▼

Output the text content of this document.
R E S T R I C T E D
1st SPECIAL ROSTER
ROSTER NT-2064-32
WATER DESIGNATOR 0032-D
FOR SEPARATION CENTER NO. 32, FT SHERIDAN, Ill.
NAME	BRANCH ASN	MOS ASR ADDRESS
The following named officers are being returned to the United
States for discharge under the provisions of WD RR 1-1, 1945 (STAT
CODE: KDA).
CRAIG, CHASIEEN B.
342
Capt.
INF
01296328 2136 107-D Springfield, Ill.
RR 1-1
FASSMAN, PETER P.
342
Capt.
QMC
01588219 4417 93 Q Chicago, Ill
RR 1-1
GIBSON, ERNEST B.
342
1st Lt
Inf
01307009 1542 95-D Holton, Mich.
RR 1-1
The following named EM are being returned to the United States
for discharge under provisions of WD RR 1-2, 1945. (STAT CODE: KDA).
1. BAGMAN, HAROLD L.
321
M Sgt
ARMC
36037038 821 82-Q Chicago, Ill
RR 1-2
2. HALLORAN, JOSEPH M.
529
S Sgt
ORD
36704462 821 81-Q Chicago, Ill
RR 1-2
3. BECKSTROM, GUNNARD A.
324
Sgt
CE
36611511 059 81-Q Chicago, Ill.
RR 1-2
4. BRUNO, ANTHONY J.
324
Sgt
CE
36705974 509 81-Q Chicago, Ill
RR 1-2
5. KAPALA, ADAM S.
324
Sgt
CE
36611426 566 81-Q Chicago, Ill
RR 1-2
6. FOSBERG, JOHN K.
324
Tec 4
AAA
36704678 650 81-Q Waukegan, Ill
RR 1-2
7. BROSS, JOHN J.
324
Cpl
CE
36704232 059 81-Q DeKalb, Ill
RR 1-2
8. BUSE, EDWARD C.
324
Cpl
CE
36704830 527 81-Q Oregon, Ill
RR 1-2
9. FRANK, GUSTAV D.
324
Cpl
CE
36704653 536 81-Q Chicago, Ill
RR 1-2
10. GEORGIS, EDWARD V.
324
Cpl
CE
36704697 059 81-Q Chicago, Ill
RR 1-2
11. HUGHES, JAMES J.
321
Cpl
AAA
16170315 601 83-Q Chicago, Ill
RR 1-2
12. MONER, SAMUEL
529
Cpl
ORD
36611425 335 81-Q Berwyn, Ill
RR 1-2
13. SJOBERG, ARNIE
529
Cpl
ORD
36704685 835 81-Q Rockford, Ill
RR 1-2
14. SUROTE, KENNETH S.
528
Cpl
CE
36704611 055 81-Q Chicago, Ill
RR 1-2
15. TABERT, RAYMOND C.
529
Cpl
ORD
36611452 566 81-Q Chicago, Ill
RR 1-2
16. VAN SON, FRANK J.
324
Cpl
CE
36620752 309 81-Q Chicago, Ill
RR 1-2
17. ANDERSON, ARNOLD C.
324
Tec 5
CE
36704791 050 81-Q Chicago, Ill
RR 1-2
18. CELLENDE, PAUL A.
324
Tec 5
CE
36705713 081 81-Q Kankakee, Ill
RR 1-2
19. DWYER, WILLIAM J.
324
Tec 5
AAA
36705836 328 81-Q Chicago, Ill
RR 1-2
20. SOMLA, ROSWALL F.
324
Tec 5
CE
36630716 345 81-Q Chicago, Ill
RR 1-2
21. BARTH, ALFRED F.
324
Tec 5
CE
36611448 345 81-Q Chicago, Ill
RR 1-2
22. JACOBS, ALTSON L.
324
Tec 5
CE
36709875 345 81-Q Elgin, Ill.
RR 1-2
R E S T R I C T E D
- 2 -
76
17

▲

§ **What the task asks**
Every line of the records above needs to be given again exactly.

§ **Exercise solution**
Output the text content of this document.
R E S T R I C T E D
1st SPECIAL ROSTER
ROSTER NT-2064-32
WATER DESIGNATOR 0032-D
FOR SEPARATION CENTER NO. 32, FT SHERIDAN, Ill.
NAME	BRANCH ASN	MOS ASR ADDRESS
The following named officers are being returned to the United
States for discharge under the provisions of WD RR 1-1, 1945 (STAT
CODE: KDA).
CRAIG, CHASIEEN B.
342
Capt.
INF
01296328 2136 107-D Springfield, Ill.
RR 1-1
FASSMAN, PETER P.
342
Capt.
QMC
01588219 4417 93 Q Chicago, Ill
RR 1-1
GIBSON, ERNEST B.
342
1st Lt
Inf
01307009 1542 95-D Holton, Mich.
RR 1-1
The following named EM are being returned to the United States
for discharge under provisions of WD RR 1-2, 1945. (STAT CODE: KDA).
1. BAGMAN, HAROLD L.
321
M Sgt
ARMC
36037038 821 82-Q Chicago, Ill
RR 1-2
2. HALLORAN, JOSEPH M.
529
S Sgt
ORD
36704462 821 81-Q Chicago, Ill
RR 1-2
3. BECKSTROM, GUNNARD A.
324
Sgt
CE
36611511 059 81-Q Chicago, Ill.
RR 1-2
4. BRUNO, ANTHONY J.
324
Sgt
CE
36705974 509 81-Q Chicago, Ill
RR 1-2
5. KAPALA, ADAM S.
324
Sgt
CE
36611426 566 81-Q Chicago, Ill
RR 1-2
6. FOSBERG, JOHN K.
324
Tec 4
AAA
36704678 650 81-Q Waukegan, Ill
RR 1-2
7. BROSS, JOHN J.
324
Cpl
CE
36704232 059 81-Q DeKalb, Ill
RR 1-2
8. BUSE, EDWARD C.
324
Cpl
CE
36704830 527 81-Q Oregon, Ill
RR 1-2
9. FRANK, GUSTAV D.
324
Cpl
CE
36704653 536 81-Q Chicago, Ill
RR 1-2
10. GEORGIS, EDWARD V.
324
Cpl
CE
36704697 059 81-Q Chicago, Ill
RR 1-2
11. HUGHES, JAMES J.
321
Cpl
AAA
16170315 601 83-Q Chicago, Ill
RR 1-2
12. MONER, SAMUEL
529
Cpl
ORD
36611425 335 81-Q Berwyn, Ill
RR 1-2
13. SJOBERG, ARNIE
529
Cpl
ORD
36704685 835 81-Q Rockford, Ill
RR 1-2
14. SUROTE, KENNETH S.
528
Cpl
CE
36704611 055 81-Q Chicago, Ill
RR 1-2
15. TABERT, RAYMOND C.
529
Cpl
ORD
36611452 566 81-Q Chicago, Ill
RR 1-2
16. VAN SON, FRANK J.
324
Cpl
CE
36620752 309 81-Q Chicago, Ill
RR 1-2
17. ANDERSON, ARNOLD C.
324
Tec 5
CE
36704791 050 81-Q Chicago, Ill
RR 1-2
18. CELLENDE, PAUL A.
324
Tec 5
CE
36705713 081 81-Q Kankakee, Ill
RR 1-2
19. DWYER, WILLIAM J.
324
Tec 5
AAA
36705836 328 81-Q Chicago, Ill
RR 1-2
20. SOMLA, ROSWALL F.
324
Tec 5
CE
36630716 345 81-Q Chicago, Ill
RR 1-2
21. BARTH, ALFRED F.
324
Tec 5
CE
36611448 345 81-Q Chicago, Ill
RR 1-2
22. JACOBS, ALTSON L.
324
Tec 5
CE
36709875 345 81-Q Elgin, Ill.
RR 1-2
R E S T R I C T E D
- 2 -
76
17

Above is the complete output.